» **Problem requirements**:
Using the listing below, report all lines holding the word "Zarządzenia".

# # # # #

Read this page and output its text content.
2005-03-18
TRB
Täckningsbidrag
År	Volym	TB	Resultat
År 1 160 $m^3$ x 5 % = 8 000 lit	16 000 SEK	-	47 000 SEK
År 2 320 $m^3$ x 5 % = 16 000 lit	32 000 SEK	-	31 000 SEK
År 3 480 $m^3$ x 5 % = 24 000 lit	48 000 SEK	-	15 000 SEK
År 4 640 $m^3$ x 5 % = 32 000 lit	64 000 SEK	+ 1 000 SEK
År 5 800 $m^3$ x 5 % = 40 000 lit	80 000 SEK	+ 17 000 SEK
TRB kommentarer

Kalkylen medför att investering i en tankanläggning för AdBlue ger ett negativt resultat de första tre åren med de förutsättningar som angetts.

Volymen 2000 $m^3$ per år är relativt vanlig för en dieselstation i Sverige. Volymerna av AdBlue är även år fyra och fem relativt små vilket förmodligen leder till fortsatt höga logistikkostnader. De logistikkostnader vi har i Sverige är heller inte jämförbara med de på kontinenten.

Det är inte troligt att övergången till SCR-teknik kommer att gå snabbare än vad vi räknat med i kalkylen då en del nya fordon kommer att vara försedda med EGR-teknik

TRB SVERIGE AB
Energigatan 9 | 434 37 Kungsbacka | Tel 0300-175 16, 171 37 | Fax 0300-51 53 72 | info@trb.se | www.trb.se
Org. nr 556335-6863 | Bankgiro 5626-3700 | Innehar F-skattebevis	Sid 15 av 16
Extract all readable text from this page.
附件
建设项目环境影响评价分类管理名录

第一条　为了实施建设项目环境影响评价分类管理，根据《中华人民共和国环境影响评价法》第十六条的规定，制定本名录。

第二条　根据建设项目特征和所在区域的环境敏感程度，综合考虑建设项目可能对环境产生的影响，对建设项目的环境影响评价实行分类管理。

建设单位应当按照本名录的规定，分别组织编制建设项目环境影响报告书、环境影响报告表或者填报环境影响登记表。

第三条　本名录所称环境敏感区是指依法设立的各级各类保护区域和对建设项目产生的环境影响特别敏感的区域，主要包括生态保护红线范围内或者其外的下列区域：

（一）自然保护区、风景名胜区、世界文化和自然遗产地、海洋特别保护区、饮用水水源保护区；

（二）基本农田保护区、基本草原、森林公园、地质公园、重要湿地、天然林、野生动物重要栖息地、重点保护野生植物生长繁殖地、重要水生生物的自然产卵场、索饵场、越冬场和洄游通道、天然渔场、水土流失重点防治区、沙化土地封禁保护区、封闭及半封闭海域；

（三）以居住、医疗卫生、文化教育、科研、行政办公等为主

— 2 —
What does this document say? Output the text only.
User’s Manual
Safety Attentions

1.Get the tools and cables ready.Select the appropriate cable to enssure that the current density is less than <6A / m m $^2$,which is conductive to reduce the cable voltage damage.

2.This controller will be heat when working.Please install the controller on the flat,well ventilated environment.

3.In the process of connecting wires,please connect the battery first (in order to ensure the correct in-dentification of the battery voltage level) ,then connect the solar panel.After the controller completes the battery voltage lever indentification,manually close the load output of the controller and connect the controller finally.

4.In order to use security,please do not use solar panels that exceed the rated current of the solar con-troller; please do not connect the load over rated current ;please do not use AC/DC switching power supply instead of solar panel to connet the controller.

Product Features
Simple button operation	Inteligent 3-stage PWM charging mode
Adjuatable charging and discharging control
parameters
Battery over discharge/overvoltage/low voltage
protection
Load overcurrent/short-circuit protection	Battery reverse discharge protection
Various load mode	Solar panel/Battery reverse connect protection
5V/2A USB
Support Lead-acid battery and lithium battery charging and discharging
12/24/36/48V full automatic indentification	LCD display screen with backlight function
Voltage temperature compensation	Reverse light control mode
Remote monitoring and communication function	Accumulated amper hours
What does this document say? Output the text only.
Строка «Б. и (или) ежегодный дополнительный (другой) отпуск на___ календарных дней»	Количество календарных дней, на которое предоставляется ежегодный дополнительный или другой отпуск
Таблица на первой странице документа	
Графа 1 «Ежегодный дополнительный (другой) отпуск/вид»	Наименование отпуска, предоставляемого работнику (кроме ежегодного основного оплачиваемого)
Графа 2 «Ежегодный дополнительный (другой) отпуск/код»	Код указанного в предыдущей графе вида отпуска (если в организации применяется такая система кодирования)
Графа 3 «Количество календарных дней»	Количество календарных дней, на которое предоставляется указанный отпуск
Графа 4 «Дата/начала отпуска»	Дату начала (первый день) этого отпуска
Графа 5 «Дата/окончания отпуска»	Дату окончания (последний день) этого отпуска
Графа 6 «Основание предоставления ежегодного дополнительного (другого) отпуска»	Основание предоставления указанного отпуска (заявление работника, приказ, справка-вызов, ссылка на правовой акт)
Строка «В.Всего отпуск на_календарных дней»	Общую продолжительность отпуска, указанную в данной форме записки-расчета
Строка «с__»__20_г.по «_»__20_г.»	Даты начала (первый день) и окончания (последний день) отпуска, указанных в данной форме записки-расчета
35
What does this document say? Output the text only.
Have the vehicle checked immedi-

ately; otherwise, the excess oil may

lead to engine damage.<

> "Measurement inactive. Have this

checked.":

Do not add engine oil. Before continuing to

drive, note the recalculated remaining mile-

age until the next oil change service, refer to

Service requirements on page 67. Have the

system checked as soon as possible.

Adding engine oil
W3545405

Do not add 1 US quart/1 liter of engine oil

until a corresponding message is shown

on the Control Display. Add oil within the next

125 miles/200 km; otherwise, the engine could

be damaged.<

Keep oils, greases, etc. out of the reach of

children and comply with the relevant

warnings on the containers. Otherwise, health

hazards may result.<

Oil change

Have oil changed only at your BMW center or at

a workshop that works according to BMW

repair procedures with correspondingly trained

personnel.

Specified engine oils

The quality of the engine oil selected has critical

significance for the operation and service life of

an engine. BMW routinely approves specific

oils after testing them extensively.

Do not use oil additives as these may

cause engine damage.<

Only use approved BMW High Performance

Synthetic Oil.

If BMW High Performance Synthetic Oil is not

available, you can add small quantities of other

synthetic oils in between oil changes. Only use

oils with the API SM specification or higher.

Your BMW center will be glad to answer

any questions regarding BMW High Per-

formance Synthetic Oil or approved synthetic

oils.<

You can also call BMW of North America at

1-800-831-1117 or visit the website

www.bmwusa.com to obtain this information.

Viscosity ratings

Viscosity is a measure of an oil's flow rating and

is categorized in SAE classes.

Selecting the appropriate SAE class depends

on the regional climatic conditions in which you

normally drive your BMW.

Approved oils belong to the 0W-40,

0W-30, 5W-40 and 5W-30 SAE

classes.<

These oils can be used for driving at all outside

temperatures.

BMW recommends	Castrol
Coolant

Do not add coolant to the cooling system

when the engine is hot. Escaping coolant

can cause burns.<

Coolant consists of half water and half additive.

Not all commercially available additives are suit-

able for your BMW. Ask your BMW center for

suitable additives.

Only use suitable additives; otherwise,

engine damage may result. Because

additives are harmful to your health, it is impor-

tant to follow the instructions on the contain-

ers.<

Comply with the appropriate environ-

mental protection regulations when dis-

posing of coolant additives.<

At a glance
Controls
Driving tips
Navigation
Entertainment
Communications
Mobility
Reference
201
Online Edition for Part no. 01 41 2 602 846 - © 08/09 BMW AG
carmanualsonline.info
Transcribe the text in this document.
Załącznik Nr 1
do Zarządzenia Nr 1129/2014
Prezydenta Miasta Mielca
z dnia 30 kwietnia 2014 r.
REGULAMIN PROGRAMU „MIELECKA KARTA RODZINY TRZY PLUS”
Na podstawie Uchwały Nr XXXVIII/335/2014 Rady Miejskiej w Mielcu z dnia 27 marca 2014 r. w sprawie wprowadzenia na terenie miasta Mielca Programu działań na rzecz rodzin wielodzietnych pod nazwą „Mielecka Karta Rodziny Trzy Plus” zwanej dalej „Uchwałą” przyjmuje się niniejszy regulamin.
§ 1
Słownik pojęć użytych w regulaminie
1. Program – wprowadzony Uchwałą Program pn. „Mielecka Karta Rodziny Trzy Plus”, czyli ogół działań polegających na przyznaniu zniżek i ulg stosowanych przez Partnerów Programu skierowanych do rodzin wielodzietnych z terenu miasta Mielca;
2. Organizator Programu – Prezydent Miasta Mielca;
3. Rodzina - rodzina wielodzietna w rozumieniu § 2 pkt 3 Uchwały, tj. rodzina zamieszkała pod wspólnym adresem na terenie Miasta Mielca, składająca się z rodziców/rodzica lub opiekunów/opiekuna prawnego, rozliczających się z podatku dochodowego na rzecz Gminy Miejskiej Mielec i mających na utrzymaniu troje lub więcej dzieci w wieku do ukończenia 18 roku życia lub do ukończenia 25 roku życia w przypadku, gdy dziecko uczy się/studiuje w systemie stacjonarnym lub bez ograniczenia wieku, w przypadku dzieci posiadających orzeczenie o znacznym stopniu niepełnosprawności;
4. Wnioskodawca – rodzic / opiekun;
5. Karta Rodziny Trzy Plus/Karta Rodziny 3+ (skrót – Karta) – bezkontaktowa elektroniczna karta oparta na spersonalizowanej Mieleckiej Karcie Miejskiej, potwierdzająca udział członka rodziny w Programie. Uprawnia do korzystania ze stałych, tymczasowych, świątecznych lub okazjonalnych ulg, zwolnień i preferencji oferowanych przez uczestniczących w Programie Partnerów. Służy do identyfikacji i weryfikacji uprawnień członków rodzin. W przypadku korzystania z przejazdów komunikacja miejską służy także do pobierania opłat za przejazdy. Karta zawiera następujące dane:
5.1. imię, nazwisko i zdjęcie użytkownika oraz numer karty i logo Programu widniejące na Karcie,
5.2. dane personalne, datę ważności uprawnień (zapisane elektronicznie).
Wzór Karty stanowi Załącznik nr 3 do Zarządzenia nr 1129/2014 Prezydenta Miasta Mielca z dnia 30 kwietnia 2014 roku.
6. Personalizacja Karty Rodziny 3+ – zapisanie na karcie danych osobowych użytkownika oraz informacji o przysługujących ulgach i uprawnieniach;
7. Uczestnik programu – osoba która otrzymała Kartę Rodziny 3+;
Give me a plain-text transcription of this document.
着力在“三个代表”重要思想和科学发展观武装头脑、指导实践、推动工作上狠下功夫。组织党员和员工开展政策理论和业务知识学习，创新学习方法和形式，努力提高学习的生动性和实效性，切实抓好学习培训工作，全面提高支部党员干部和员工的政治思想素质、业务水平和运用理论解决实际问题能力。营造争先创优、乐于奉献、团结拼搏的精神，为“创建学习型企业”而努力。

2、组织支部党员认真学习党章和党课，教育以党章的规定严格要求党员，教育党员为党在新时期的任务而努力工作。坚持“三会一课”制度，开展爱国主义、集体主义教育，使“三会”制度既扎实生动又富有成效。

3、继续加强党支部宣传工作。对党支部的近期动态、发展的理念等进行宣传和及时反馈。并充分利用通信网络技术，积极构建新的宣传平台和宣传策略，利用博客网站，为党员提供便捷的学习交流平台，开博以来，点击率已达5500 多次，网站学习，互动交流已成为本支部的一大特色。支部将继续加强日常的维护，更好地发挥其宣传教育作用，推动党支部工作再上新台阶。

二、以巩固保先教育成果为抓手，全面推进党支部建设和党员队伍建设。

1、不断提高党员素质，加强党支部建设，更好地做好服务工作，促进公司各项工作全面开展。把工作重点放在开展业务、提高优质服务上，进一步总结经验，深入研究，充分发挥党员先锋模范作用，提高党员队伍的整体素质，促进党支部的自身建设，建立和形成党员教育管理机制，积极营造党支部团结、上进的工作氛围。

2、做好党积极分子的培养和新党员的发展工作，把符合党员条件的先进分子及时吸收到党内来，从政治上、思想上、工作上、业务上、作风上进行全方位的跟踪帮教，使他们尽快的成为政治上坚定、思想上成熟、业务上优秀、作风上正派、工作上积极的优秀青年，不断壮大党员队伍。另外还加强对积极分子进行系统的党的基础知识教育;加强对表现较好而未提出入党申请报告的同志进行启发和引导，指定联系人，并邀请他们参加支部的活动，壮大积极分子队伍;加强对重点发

# # # # #

» **In response**:
do Zarządzenia Nr 1129/2014
Wzór Karty stanowi Załącznik nr 3 do Zarządzenia nr 1129/2014 Prezydenta Miasta Mielca z dnia 30 kwietnia 2014 roku.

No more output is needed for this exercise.